What to produce: Quote every line as given.

Data entries:
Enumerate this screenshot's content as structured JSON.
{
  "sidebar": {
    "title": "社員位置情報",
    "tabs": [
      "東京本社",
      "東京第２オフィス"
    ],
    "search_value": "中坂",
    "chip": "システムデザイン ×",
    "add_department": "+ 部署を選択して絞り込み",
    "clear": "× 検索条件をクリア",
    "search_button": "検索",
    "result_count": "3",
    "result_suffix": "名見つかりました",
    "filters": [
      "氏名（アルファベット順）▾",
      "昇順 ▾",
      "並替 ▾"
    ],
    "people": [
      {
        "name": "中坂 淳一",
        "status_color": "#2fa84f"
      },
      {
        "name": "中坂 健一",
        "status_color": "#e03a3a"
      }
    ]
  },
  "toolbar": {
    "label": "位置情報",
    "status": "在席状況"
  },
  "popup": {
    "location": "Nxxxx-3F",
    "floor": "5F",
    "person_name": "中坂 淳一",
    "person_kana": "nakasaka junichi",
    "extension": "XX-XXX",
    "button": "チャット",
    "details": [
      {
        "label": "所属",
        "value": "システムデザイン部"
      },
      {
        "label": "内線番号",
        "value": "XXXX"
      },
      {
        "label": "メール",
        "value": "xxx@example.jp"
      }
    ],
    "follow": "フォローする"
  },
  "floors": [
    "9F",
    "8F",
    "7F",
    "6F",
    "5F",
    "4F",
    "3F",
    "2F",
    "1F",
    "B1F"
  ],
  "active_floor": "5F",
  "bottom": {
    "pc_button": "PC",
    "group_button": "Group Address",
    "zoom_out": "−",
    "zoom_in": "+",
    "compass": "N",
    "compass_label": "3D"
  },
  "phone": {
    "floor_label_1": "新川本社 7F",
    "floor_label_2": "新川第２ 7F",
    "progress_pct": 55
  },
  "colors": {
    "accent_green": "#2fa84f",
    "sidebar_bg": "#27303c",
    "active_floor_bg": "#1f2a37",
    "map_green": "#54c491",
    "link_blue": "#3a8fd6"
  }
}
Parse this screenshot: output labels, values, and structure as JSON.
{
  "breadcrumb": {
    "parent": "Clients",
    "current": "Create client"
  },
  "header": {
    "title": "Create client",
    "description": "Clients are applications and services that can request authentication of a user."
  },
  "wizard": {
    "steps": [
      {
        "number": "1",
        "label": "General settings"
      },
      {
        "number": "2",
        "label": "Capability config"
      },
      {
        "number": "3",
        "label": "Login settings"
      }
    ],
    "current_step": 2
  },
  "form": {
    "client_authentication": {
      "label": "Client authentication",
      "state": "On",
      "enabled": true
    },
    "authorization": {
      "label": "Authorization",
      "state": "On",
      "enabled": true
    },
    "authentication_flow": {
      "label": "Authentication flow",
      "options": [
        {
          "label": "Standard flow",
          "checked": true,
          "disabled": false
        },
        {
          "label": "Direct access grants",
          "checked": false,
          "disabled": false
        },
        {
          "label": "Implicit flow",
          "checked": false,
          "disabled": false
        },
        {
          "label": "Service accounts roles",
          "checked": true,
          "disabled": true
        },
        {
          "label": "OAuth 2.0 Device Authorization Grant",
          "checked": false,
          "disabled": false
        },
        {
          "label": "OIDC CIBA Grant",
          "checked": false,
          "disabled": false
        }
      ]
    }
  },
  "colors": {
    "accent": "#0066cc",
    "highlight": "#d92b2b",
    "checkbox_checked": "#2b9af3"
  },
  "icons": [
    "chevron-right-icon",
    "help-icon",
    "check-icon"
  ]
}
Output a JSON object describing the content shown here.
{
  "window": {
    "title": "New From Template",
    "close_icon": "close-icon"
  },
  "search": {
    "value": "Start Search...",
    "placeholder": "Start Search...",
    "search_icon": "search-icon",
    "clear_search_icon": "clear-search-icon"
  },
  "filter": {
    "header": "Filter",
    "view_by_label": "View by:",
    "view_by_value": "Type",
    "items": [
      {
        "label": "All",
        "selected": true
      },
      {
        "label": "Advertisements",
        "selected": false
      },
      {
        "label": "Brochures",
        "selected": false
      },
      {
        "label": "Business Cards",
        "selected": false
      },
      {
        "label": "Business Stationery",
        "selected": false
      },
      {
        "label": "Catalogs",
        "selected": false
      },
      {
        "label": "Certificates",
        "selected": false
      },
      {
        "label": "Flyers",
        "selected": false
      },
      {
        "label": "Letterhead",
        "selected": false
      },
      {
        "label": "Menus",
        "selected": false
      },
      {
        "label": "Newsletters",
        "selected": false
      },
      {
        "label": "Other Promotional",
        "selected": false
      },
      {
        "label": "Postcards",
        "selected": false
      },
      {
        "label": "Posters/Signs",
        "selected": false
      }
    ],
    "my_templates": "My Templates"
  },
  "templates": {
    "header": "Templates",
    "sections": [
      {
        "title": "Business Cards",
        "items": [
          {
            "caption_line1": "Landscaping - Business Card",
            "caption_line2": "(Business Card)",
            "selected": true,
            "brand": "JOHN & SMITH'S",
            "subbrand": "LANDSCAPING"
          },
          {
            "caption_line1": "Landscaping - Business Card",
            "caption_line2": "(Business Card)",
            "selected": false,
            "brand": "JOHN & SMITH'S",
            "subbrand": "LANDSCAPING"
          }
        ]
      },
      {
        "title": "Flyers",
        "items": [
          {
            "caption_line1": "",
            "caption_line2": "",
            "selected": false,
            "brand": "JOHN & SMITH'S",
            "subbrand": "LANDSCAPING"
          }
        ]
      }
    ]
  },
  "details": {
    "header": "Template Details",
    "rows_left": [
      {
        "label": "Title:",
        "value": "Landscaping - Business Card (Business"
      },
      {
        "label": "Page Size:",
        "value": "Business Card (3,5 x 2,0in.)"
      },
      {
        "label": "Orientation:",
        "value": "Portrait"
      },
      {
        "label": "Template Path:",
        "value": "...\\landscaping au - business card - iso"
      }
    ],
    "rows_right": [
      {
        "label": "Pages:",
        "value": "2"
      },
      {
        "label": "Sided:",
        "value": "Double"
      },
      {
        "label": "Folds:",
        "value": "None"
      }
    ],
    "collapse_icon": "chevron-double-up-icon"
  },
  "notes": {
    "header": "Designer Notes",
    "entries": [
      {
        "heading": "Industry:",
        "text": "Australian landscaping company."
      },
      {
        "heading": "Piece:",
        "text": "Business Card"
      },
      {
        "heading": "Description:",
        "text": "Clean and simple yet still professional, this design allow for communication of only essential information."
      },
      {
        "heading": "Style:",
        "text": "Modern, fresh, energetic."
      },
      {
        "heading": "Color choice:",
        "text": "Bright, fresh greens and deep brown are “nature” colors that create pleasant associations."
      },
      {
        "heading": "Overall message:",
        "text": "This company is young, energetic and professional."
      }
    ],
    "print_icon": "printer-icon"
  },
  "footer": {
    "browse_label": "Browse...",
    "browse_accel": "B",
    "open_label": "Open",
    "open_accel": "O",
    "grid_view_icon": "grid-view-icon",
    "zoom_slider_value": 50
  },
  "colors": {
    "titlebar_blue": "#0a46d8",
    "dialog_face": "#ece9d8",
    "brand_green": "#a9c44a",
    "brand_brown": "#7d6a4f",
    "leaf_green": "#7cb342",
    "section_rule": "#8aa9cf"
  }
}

Answer below:
Enumerate this screenshot's content as structured JSON.
{
  "sidebar": {
    "title": "社員位置情報",
    "tabs": [
      "東京本社",
      "東京第２オフィス"
    ],
    "search_value": "中坂",
    "chip": "システムデザイン ×",
    "add_department": "+ 部署を選択して絞り込み",
    "clear": "× 検索条件をクリア",
    "search_button": "検索",
    "result_count": "3",
    "result_suffix": "名見つかりました",
    "filters": [
      "氏名（アルファベット順）▾",
      "昇順 ▾",
      "並替 ▾"
    ],
    "people": [
      {
        "name": "中坂 淳一",
        "status_color": "#2fa84f"
      },
      {
        "name": "中坂 健一",
        "status_color": "#e03a3a"
      }
    ]
  },
  "toolbar": {
    "label": "位置情報",
    "status": "在席状況"
  },
  "popup": {
    "location": "Nxxxx-3F",
    "floor": "5F",
    "person_name": "中坂 淳一",
    "person_kana": "nakasaka junichi",
    "extension": "XX-XXX",
    "button": "チャット",
    "details": [
      {
        "label": "所属",
        "value": "システムデザイン部"
      },
      {
        "label": "内線番号",
        "value": "XXXX"
      },
      {
        "label": "メール",
        "value": "xxx@example.jp"
      }
    ],
    "follow": "フォローする"
  },
  "floors": [
    "9F",
    "8F",
    "7F",
    "6F",
    "5F",
    "4F",
    "3F",
    "2F",
    "1F",
    "B1F"
  ],
  "active_floor": "5F",
  "bottom": {
    "pc_button": "PC",
    "group_button": "Group Address",
    "zoom_out": "−",
    "zoom_in": "+",
    "compass": "N",
    "compass_label": "3D"
  },
  "phone": {
    "floor_label_1": "新川本社 7F",
    "floor_label_2": "新川第２ 7F",
    "progress_pct": 55
  },
  "colors": {
    "accent_green": "#2fa84f",
    "sidebar_bg": "#27303c",
    "active_floor_bg": "#1f2a37",
    "map_green": "#54c491",
    "link_blue": "#3a8fd6"
  }
}
Parse this screenshot: output labels, values, and structure as JSON.
{
  "breadcrumb": {
    "parent": "Clients",
    "current": "Create client"
  },
  "header": {
    "title": "Create client",
    "description": "Clients are applications and services that can request authentication of a user."
  },
  "wizard": {
    "steps": [
      {
        "number": "1",
        "label": "General settings"
      },
      {
        "number": "2",
        "label": "Capability config"
      },
      {
        "number": "3",
        "label": "Login settings"
      }
    ],
    "current_step": 2
  },
  "form": {
    "client_authentication": {
      "label": "Client authentication",
      "state": "On",
      "enabled": true
    },
    "authorization": {
      "label": "Authorization",
      "state": "On",
      "enabled": true
    },
    "authentication_flow": {
      "label": "Authentication flow",
      "options": [
        {
          "label": "Standard flow",
          "checked": true,
          "disabled": false
        },
        {
          "label": "Direct access grants",
          "checked": false,
          "disabled": false
        },
        {
          "label": "Implicit flow",
          "checked": false,
          "disabled": false
        },
        {
          "label": "Service accounts roles",
          "checked": true,
          "disabled": true
        },
        {
          "label": "OAuth 2.0 Device Authorization Grant",
          "checked": false,
          "disabled": false
        },
        {
          "label": "OIDC CIBA Grant",
          "checked": false,
          "disabled": false
        }
      ]
    }
  },
  "colors": {
    "accent": "#0066cc",
    "highlight": "#d92b2b",
    "checkbox_checked": "#2b9af3"
  },
  "icons": [
    "chevron-right-icon",
    "help-icon",
    "check-icon"
  ]
}
Output a JSON object describing the content shown here.
{
  "window": {
    "title": "New From Template",
    "close_icon": "close-icon"
  },
  "search": {
    "value": "Start Search...",
    "placeholder": "Start Search...",
    "search_icon": "search-icon",
    "clear_search_icon": "clear-search-icon"
  },
  "filter": {
    "header": "Filter",
    "view_by_label": "View by:",
    "view_by_value": "Type",
    "items": [
      {
        "label": "All",
        "selected": true
      },
      {
        "label": "Advertisements",
        "selected": false
      },
      {
        "label": "Brochures",
        "selected": false
      },
      {
        "label": "Business Cards",
        "selected": false
      },
      {
        "label": "Business Stationery",
        "selected": false
      },
      {
        "label": "Catalogs",
        "selected": false
      },
      {
        "label": "Certificates",
        "selected": false
      },
      {
        "label": "Flyers",
        "selected": false
      },
      {
        "label": "Letterhead",
        "selected": false
      },
      {
        "label": "Menus",
        "selected": false
      },
      {
        "label": "Newsletters",
        "selected": false
      },
      {
        "label": "Other Promotional",
        "selected": false
      },
      {
        "label": "Postcards",
        "selected": false
      },
      {
        "label": "Posters/Signs",
        "selected": false
      }
    ],
    "my_templates": "My Templates"
  },
  "templates": {
    "header": "Templates",
    "sections": [
      {
        "title": "Business Cards",
        "items": [
          {
            "caption_line1": "Landscaping - Business Card",
            "caption_line2": "(Business Card)",
            "selected": true,
            "brand": "JOHN & SMITH'S",
            "subbrand": "LANDSCAPING"
          },
          {
            "caption_line1": "Landscaping - Business Card",
            "caption_line2": "(Business Card)",
            "selected": false,
            "brand": "JOHN & SMITH'S",
            "subbrand": "LANDSCAPING"
          }
        ]
      },
      {
        "title": "Flyers",
        "items": [
          {
            "caption_line1": "",
            "caption_line2": "",
            "selected": false,
            "brand": "JOHN & SMITH'S",
            "subbrand": "LANDSCAPING"
          }
        ]
      }
    ]
  },
  "details": {
    "header": "Template Details",
    "rows_left": [
      {
        "label": "Title:",
        "value": "Landscaping - Business Card (Business"
      },
      {
        "label": "Page Size:",
        "value": "Business Card (3,5 x 2,0in.)"
      },
      {
        "label": "Orientation:",
        "value": "Portrait"
      },
      {
        "label": "Template Path:",
        "value": "...\\landscaping au - business card - iso"
      }
    ],
    "rows_right": [
      {
        "label": "Pages:",
        "value": "2"
      },
      {
        "label": "Sided:",
        "value": "Double"
      },
      {
        "label": "Folds:",
        "value": "None"
      }
    ],
    "collapse_icon": "chevron-double-up-icon"
  },
  "notes": {
    "header": "Designer Notes",
    "entries": [
      {
        "heading": "Industry:",
        "text": "Australian landscaping company."
      },
      {
        "heading": "Piece:",
        "text": "Business Card"
      },
      {
        "heading": "Description:",
        "text": "Clean and simple yet still professional, this design allow for communication of only essential information."
      },
      {
        "heading": "Style:",
        "text": "Modern, fresh, energetic."
      },
      {
        "heading": "Color choice:",
        "text": "Bright, fresh greens and deep brown are “nature” colors that create pleasant associations."
      },
      {
        "heading": "Overall message:",
        "text": "This company is young, energetic and professional."
      }
    ],
    "print_icon": "printer-icon"
  },
  "footer": {
    "browse_label": "Browse...",
    "browse_accel": "B",
    "open_label": "Open",
    "open_accel": "O",
    "grid_view_icon": "grid-view-icon",
    "zoom_slider_value": 50
  },
  "colors": {
    "titlebar_blue": "#0a46d8",
    "dialog_face": "#ece9d8",
    "brand_green": "#a9c44a",
    "brand_brown": "#7d6a4f",
    "leaf_green": "#7cb342",
    "section_rule": "#8aa9cf"
  }
}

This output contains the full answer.